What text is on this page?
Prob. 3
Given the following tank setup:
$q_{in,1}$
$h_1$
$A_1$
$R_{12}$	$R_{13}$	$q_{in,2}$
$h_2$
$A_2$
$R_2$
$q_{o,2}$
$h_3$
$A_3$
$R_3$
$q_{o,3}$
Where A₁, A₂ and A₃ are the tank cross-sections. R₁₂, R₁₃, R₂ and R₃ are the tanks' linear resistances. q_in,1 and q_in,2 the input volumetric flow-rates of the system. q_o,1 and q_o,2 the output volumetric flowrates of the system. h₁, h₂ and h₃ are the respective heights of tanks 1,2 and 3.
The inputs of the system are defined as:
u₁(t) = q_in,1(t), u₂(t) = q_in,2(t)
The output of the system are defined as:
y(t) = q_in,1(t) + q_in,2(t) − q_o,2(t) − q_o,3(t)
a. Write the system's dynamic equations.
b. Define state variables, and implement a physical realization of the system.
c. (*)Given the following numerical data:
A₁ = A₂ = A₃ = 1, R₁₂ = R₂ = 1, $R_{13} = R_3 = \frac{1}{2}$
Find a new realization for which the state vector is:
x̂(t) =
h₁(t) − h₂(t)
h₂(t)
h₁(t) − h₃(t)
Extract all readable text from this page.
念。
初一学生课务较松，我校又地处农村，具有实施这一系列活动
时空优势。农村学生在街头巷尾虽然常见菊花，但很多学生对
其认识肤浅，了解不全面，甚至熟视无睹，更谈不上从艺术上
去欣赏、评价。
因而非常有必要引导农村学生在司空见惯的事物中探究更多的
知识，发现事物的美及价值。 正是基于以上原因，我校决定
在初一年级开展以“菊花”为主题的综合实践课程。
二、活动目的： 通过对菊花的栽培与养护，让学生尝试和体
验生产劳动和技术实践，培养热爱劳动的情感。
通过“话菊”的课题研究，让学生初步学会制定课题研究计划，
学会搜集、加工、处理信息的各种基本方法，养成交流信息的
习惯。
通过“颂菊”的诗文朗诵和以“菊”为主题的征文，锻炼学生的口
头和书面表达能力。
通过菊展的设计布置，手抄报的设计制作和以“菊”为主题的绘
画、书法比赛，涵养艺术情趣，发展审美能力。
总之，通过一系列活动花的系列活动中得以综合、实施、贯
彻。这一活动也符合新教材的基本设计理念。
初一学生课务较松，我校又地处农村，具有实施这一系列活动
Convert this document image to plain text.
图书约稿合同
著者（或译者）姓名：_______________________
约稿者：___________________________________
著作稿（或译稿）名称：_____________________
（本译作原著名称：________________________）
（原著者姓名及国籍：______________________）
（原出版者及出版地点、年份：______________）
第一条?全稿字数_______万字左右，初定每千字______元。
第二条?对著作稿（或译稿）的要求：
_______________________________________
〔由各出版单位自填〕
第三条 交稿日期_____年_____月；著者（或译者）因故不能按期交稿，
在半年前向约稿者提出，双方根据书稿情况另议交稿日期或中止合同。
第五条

########################################

How many of these lines contain "output"? Write only the number.

2